EXERCISE: Echo every line verbatim, from the start of the records down to and including the line containing "- exon: [336, 664, 446, 672]".

(Layout dataset records)
**********

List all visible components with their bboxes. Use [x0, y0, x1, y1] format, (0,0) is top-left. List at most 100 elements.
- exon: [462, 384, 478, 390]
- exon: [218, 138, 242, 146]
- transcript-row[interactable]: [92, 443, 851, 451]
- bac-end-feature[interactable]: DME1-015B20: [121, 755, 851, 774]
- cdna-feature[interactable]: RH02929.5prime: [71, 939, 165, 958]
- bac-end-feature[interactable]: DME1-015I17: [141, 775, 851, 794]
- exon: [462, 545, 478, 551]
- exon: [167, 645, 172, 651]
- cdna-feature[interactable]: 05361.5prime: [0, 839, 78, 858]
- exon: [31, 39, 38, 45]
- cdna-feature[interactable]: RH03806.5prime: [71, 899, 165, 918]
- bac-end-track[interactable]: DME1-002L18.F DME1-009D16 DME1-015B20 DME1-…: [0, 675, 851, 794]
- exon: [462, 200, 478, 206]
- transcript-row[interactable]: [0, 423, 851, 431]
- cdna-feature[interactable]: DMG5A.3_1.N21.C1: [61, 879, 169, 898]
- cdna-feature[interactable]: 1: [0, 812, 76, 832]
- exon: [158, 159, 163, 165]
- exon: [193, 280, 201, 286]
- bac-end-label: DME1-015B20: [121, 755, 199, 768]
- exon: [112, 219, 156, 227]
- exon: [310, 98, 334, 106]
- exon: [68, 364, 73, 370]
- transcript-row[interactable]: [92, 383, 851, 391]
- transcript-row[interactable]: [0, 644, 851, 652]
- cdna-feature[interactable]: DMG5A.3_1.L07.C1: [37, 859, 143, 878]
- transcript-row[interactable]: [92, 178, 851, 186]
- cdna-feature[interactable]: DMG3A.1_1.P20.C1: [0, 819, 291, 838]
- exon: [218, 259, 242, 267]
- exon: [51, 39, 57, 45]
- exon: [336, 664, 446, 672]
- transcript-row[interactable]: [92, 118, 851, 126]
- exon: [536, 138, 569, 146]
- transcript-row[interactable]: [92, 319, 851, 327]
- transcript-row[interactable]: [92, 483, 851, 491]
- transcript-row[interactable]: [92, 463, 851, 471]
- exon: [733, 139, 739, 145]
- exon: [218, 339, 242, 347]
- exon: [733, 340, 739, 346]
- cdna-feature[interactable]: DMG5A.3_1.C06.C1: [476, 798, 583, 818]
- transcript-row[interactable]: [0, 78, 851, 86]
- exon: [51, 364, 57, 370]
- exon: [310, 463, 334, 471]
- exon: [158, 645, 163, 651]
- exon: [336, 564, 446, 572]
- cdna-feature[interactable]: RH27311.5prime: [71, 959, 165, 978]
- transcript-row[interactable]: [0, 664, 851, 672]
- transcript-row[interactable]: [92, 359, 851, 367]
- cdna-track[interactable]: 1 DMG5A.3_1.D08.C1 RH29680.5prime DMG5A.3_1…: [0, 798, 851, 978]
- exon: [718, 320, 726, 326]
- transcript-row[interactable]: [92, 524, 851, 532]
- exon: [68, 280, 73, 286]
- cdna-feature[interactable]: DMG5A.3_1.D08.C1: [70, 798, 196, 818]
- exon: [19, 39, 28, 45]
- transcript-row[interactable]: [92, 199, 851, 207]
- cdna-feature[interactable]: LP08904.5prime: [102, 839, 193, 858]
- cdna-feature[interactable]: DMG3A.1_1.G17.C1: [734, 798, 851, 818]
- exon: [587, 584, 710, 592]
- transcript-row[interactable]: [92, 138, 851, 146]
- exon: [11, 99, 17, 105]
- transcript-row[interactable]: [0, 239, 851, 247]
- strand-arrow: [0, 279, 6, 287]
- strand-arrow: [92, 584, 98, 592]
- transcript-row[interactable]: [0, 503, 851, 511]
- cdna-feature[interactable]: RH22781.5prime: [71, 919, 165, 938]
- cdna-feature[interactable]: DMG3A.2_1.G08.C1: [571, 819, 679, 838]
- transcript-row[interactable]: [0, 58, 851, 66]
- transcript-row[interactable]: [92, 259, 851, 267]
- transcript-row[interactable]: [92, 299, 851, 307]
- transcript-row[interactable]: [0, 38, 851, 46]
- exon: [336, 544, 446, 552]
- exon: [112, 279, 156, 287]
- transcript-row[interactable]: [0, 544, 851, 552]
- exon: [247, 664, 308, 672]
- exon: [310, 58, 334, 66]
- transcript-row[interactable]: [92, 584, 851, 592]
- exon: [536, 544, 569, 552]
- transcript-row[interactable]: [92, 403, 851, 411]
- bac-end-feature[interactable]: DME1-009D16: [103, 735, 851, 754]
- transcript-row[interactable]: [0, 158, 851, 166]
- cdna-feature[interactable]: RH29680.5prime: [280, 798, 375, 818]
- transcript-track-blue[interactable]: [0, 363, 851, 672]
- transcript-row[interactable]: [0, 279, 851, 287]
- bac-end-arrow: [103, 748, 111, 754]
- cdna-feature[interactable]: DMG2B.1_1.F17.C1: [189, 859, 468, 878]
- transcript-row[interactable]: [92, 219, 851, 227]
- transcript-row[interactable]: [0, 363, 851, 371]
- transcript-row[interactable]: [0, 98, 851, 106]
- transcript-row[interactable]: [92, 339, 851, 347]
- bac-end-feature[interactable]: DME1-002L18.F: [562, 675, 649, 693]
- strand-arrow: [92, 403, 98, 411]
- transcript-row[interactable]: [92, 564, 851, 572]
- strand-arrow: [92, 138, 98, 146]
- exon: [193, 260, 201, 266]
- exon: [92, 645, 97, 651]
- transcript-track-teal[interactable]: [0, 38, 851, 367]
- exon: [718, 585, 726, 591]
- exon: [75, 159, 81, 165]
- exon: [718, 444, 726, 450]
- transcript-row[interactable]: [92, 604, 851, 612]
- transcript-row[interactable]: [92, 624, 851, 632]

**********

OUTPUT FOR THIS TASK:
List all visible components with their bboxes. Use [x0, y0, x1, y1] format, (0,0) is top-left. List at most 100 elements.
- exon: [462, 384, 478, 390]
- exon: [218, 138, 242, 146]
- transcript-row[interactable]: [92, 443, 851, 451]
- bac-end-feature[interactable]: DME1-015B20: [121, 755, 851, 774]
- cdna-feature[interactable]: RH02929.5prime: [71, 939, 165, 958]
- bac-end-feature[interactable]: DME1-015I17: [141, 775, 851, 794]
- exon: [462, 545, 478, 551]
- exon: [167, 645, 172, 651]
- cdna-feature[interactable]: 05361.5prime: [0, 839, 78, 858]
- exon: [31, 39, 38, 45]
- cdna-feature[interactable]: RH03806.5prime: [71, 899, 165, 918]
- bac-end-track[interactable]: DME1-002L18.F DME1-009D16 DME1-015B20 DME1-…: [0, 675, 851, 794]
- exon: [462, 200, 478, 206]
- transcript-row[interactable]: [0, 423, 851, 431]
- cdna-feature[interactable]: DMG5A.3_1.N21.C1: [61, 879, 169, 898]
- cdna-feature[interactable]: 1: [0, 812, 76, 832]
- exon: [158, 159, 163, 165]
- exon: [193, 280, 201, 286]
- bac-end-label: DME1-015B20: [121, 755, 199, 768]
- exon: [112, 219, 156, 227]
- exon: [310, 98, 334, 106]
- exon: [68, 364, 73, 370]
- transcript-row[interactable]: [92, 383, 851, 391]
- transcript-row[interactable]: [0, 644, 851, 652]
- cdna-feature[interactable]: DMG5A.3_1.L07.C1: [37, 859, 143, 878]
- transcript-row[interactable]: [92, 178, 851, 186]
- cdna-feature[interactable]: DMG3A.1_1.P20.C1: [0, 819, 291, 838]
- exon: [218, 259, 242, 267]
- exon: [51, 39, 57, 45]
- exon: [336, 664, 446, 672]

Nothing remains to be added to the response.